Source data
________________________

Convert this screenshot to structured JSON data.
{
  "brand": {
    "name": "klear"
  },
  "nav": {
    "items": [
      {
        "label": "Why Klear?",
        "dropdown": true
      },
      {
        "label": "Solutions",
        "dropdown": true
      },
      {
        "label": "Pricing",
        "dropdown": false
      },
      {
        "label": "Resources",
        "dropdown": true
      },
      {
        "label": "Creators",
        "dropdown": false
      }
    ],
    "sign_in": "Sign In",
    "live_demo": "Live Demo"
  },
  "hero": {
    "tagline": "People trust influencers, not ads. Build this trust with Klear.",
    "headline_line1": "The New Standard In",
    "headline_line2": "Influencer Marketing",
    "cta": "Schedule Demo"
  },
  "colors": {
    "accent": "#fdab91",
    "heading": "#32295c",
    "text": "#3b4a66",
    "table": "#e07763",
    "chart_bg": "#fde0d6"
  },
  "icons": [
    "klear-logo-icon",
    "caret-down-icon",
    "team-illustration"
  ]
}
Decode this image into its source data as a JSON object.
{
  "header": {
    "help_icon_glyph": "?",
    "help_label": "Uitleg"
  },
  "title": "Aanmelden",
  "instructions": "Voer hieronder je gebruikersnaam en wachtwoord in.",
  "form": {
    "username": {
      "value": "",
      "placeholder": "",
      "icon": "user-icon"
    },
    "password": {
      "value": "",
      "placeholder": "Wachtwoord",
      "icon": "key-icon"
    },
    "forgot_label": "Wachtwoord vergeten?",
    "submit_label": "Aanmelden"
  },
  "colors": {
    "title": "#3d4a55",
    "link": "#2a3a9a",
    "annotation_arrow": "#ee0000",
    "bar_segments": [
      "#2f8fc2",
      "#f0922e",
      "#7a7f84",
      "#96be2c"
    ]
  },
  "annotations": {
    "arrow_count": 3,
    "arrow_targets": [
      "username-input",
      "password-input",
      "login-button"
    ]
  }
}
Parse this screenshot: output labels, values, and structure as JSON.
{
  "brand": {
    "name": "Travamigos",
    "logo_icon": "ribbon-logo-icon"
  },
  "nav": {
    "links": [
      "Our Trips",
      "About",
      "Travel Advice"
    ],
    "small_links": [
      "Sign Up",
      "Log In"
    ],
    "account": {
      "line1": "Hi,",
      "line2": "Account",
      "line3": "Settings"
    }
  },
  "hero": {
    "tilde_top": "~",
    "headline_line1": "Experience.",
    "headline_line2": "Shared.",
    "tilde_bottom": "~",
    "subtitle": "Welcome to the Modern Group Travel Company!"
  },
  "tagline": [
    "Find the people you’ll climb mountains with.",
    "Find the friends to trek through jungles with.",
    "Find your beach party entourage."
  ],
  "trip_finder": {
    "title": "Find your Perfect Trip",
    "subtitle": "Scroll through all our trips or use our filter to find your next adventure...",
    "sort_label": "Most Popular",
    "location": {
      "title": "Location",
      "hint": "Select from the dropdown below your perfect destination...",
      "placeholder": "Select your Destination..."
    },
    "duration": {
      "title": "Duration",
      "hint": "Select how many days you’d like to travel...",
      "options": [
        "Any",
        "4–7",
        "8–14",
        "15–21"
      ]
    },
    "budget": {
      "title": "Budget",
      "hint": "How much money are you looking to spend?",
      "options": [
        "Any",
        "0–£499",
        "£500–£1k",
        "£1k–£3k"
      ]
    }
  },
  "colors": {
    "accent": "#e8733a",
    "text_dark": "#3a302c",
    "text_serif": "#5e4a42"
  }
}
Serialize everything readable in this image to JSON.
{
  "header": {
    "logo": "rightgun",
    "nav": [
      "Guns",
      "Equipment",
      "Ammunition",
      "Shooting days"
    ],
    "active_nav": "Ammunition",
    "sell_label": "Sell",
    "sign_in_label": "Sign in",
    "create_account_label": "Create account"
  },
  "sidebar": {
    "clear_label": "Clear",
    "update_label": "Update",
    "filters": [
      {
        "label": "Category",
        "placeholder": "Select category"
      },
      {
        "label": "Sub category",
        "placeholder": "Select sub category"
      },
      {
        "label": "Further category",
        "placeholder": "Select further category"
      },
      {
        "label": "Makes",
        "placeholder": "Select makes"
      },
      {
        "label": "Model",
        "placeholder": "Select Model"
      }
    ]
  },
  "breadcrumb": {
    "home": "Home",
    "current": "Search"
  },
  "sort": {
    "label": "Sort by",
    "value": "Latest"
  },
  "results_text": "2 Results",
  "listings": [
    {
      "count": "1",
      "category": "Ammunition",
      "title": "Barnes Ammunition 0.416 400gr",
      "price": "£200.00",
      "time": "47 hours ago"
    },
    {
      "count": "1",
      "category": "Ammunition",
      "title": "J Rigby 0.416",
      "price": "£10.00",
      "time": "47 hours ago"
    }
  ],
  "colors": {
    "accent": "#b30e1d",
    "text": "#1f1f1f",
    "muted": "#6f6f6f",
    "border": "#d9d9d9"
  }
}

________________________

__The request__: Retype the material above, line by line, exactly.

__Solution__:
Convert this screenshot to structured JSON data.
{
  "brand": {
    "name": "klear"
  },
  "nav": {
    "items": [
      {
        "label": "Why Klear?",
        "dropdown": true
      },
      {
        "label": "Solutions",
        "dropdown": true
      },
      {
        "label": "Pricing",
        "dropdown": false
      },
      {
        "label": "Resources",
        "dropdown": true
      },
      {
        "label": "Creators",
        "dropdown": false
      }
    ],
    "sign_in": "Sign In",
    "live_demo": "Live Demo"
  },
  "hero": {
    "tagline": "People trust influencers, not ads. Build this trust with Klear.",
    "headline_line1": "The New Standard In",
    "headline_line2": "Influencer Marketing",
    "cta": "Schedule Demo"
  },
  "colors": {
    "accent": "#fdab91",
    "heading": "#32295c",
    "text": "#3b4a66",
    "table": "#e07763",
    "chart_bg": "#fde0d6"
  },
  "icons": [
    "klear-logo-icon",
    "caret-down-icon",
    "team-illustration"
  ]
}
Decode this image into its source data as a JSON object.
{
  "header": {
    "help_icon_glyph": "?",
    "help_label": "Uitleg"
  },
  "title": "Aanmelden",
  "instructions": "Voer hieronder je gebruikersnaam en wachtwoord in.",
  "form": {
    "username": {
      "value": "",
      "placeholder": "",
      "icon": "user-icon"
    },
    "password": {
      "value": "",
      "placeholder": "Wachtwoord",
      "icon": "key-icon"
    },
    "forgot_label": "Wachtwoord vergeten?",
    "submit_label": "Aanmelden"
  },
  "colors": {
    "title": "#3d4a55",
    "link": "#2a3a9a",
    "annotation_arrow": "#ee0000",
    "bar_segments": [
      "#2f8fc2",
      "#f0922e",
      "#7a7f84",
      "#96be2c"
    ]
  },
  "annotations": {
    "arrow_count": 3,
    "arrow_targets": [
      "username-input",
      "password-input",
      "login-button"
    ]
  }
}
Parse this screenshot: output labels, values, and structure as JSON.
{
  "brand": {
    "name": "Travamigos",
    "logo_icon": "ribbon-logo-icon"
  },
  "nav": {
    "links": [
      "Our Trips",
      "About",
      "Travel Advice"
    ],
    "small_links": [
      "Sign Up",
      "Log In"
    ],
    "account": {
      "line1": "Hi,",
      "line2": "Account",
      "line3": "Settings"
    }
  },
  "hero": {
    "tilde_top": "~",
    "headline_line1": "Experience.",
    "headline_line2": "Shared.",
    "tilde_bottom": "~",
    "subtitle": "Welcome to the Modern Group Travel Company!"
  },
  "tagline": [
    "Find the people you’ll climb mountains with.",
    "Find the friends to trek through jungles with.",
    "Find your beach party entourage."
  ],
  "trip_finder": {
    "title": "Find your Perfect Trip",
    "subtitle": "Scroll through all our trips or use our filter to find your next adventure...",
    "sort_label": "Most Popular",
    "location": {
      "title": "Location",
      "hint": "Select from the dropdown below your perfect destination...",
      "placeholder": "Select your Destination..."
    },
    "duration": {
      "title": "Duration",
      "hint": "Select how many days you’d like to travel...",
      "options": [
        "Any",
        "4–7",
        "8–14",
        "15–21"
      ]
    },
    "budget": {
      "title": "Budget",
      "hint": "How much money are you looking to spend?",
      "options": [
        "Any",
        "0–£499",
        "£500–£1k",
        "£1k–£3k"
      ]
    }
  },
  "colors": {
    "accent": "#e8733a",
    "text_dark": "#3a302c",
    "text_serif": "#5e4a42"
  }
}
Serialize everything readable in this image to JSON.
{
  "header": {
    "logo": "rightgun",
    "nav": [
      "Guns",
      "Equipment",
      "Ammunition",
      "Shooting days"
    ],
    "active_nav": "Ammunition",
    "sell_label": "Sell",
    "sign_in_label": "Sign in",
    "create_account_label": "Create account"
  },
  "sidebar": {
    "clear_label": "Clear",
    "update_label": "Update",
    "filters": [
      {
        "label": "Category",
        "placeholder": "Select category"
      },
      {
        "label": "Sub category",
        "placeholder": "Select sub category"
      },
      {
        "label": "Further category",
        "placeholder": "Select further category"
      },
      {
        "label": "Makes",
        "placeholder": "Select makes"
      },
      {
        "label": "Model",
        "placeholder": "Select Model"
      }
    ]
  },
  "breadcrumb": {
    "home": "Home",
    "current": "Search"
  },
  "sort": {
    "label": "Sort by",
    "value": "Latest"
  },
  "results_text": "2 Results",
  "listings": [
    {
      "count": "1",
      "category": "Ammunition",
      "title": "Barnes Ammunition 0.416 400gr",
      "price": "£200.00",
      "time": "47 hours ago"
    },
    {
      "count": "1",
      "category": "Ammunition",
      "title": "J Rigby 0.416",
      "price": "£10.00",
      "time": "47 hours ago"
    }
  ],
  "colors": {
    "accent": "#b30e1d",
    "text": "#1f1f1f",
    "muted": "#6f6f6f",
    "border": "#d9d9d9"
  }
}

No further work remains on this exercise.